Interest in OW systems has been especially keen in light of the recent maturation of light-emitting diode (LED) technology. There are predictions that LEDs will become the dominant lighting source , used in applications from interior lighting to traffic lights. This emerging ubiquity of LED technology presents an opportunity to utilize LEDs as a means for implementing OW communication systems, which may include indoor local area networks , smart transportation systems , and communication between mobile platforms such as vehicles or robots .
A challenge presented by OW communication is that it often requires a higher concentration of power at the receiver than RF links because of the fundamental differences in the detection mechanisms of the two technologies . Typically, optical receivers are orders of magnitude less sensitive than their RF counterparts . Establishing optical links beyond very short ranges thus often requires the transmitted energy to be directed towards the receiver so that the concentration of received power is sufficient . The consequent alignment demands present a major challenge for OW links, especially with mobile nodes [7–9]. Even in stationary systems in which transceivers are nominally fixed atop buildings, building sway can present a challenge [10, 11].
Creating and maintaining optical links between mobile nodes thus requires individual nodes to have constantly updated awareness of the locations of neighboring nodes. This could be achieved, for example, with nodes that share GPS information via RF links [12–17]. However, sharing of locations via RF links may not be feasible in RF-denied settings, or the nodes may not have precise self-localization information in a common frame of reference. This drawback motivated our previous work , in which we explored the use of LED-based communication links with wide beams and relaxed alignment constraints as an alternative means of addressing the alignment challenges of OW links.

STORED DATA:
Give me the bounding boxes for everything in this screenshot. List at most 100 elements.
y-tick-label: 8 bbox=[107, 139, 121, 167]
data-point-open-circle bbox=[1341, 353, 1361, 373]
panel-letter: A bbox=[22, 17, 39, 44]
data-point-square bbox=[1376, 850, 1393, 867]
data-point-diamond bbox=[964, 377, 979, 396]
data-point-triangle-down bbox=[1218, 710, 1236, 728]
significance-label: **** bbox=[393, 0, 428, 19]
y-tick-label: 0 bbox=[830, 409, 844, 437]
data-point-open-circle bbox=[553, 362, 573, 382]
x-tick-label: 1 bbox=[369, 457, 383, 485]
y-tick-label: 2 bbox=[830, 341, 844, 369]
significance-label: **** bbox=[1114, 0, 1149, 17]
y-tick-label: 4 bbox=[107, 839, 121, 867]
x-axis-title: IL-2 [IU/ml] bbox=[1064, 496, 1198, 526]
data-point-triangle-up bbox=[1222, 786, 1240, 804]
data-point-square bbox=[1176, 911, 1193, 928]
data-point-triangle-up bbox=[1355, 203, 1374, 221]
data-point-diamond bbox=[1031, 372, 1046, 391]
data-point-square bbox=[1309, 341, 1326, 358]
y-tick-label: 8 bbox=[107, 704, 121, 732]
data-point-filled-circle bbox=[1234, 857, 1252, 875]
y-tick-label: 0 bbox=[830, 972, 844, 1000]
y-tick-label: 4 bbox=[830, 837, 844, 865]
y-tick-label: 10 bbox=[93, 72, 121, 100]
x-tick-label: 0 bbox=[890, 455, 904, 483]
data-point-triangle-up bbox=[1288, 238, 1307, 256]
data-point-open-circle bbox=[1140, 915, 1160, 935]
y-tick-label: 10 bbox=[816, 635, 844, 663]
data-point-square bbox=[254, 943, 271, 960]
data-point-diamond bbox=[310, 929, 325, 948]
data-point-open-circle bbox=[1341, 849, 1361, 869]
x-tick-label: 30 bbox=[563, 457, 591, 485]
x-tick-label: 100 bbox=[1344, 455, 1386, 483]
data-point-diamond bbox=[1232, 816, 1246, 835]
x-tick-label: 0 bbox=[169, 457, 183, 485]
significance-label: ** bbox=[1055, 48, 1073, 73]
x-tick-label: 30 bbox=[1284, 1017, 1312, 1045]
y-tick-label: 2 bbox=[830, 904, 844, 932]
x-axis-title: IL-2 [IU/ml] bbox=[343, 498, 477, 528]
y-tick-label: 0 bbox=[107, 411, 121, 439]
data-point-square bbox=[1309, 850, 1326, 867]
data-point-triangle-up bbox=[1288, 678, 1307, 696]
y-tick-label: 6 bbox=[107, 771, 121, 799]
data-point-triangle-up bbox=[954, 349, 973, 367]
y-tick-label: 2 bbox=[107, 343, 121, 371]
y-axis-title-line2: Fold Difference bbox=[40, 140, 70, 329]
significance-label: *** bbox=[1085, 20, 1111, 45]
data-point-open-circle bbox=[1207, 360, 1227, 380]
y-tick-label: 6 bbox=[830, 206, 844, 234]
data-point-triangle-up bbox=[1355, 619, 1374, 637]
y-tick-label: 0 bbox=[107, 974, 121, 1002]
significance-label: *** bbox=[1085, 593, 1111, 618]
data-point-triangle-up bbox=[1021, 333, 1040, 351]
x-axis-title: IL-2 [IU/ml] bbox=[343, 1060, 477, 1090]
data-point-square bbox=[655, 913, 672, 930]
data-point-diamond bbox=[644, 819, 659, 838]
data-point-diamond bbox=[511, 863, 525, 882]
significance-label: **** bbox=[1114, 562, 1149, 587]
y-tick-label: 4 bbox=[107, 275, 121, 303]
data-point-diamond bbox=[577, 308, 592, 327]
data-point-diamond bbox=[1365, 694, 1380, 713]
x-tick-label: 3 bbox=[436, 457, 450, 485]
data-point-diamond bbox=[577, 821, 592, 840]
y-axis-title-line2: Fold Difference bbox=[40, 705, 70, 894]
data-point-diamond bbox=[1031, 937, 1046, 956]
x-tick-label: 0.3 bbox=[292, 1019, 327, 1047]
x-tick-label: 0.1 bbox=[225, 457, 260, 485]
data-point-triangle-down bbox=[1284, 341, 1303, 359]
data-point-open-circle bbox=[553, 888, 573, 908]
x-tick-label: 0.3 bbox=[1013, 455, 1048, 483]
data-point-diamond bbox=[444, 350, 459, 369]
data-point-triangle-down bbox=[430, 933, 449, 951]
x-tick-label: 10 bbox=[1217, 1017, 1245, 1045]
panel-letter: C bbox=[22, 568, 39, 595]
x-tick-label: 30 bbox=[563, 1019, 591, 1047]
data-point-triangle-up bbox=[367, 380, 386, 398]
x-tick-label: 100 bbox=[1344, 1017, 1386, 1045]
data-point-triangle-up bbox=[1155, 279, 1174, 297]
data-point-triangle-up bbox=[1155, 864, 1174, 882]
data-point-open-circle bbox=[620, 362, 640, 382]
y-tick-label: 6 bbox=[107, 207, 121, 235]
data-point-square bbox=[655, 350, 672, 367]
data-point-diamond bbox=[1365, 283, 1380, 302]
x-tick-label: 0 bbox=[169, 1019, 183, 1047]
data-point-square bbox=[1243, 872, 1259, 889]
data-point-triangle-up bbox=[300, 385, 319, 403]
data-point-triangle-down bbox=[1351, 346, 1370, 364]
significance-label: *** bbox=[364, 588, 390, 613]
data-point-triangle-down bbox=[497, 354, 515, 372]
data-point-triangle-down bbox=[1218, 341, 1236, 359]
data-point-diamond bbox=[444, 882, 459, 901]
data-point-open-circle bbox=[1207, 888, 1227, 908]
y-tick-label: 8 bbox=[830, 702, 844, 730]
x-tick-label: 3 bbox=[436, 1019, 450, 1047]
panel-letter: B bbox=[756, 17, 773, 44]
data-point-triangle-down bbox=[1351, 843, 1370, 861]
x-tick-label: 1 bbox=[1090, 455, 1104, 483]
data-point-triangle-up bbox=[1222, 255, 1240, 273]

WRITTEN INSTRUCTION: Please carry on the passage about LED-based optical wireless communication from its last sentence.

OUTPUT OF THE TASK:
Expanding upon this interest in using all-optical means to address the alignment demands of OW systems, we study the application of an imaging optical system [19, 20] to provide optical wireless nodes with location information of neighboring nodes. In this system, a curved mirror and a camera constitute an imaging receiver used to estimate the angle-of-arrival of light-emitting sources (beacons) placed on neighboring nodes. Such a system maintains a 360° field of view in azimuth without the need for mechanical scanning [21–23]. Equipped with such a system, a given node can estimate the angular bearings of nearby cooperative nodes, enabling the alignment of OW links. The ranges to nearby nodes can also be estimated with such a system. This information could be used, for example, to estimate the data rate achievable in an optical link . Applications may include the use of such a system to align OW links between robots [24, 25], vehicles , and other platforms. And in addition to utilization in the alignment of point-to-point optical links, such a device could be used in LED-based indoor positioning systems [26, 27].
In this work, we describe the geometry and operating principles of this beacon localization system and expand upon the work in  to develop a general analytical model for propagation of Gaussian error in the system and the effect on angle-of-arrival estimation. While the type of errors present in any given implementation may vary considerably, this analytical model may serve as a useful first-order approximation for system modeling and performance prediction. We then present an experimental realization of a catadioptric system and measure the estimation error performance of the angles-of-arrival and range of an LED beacon.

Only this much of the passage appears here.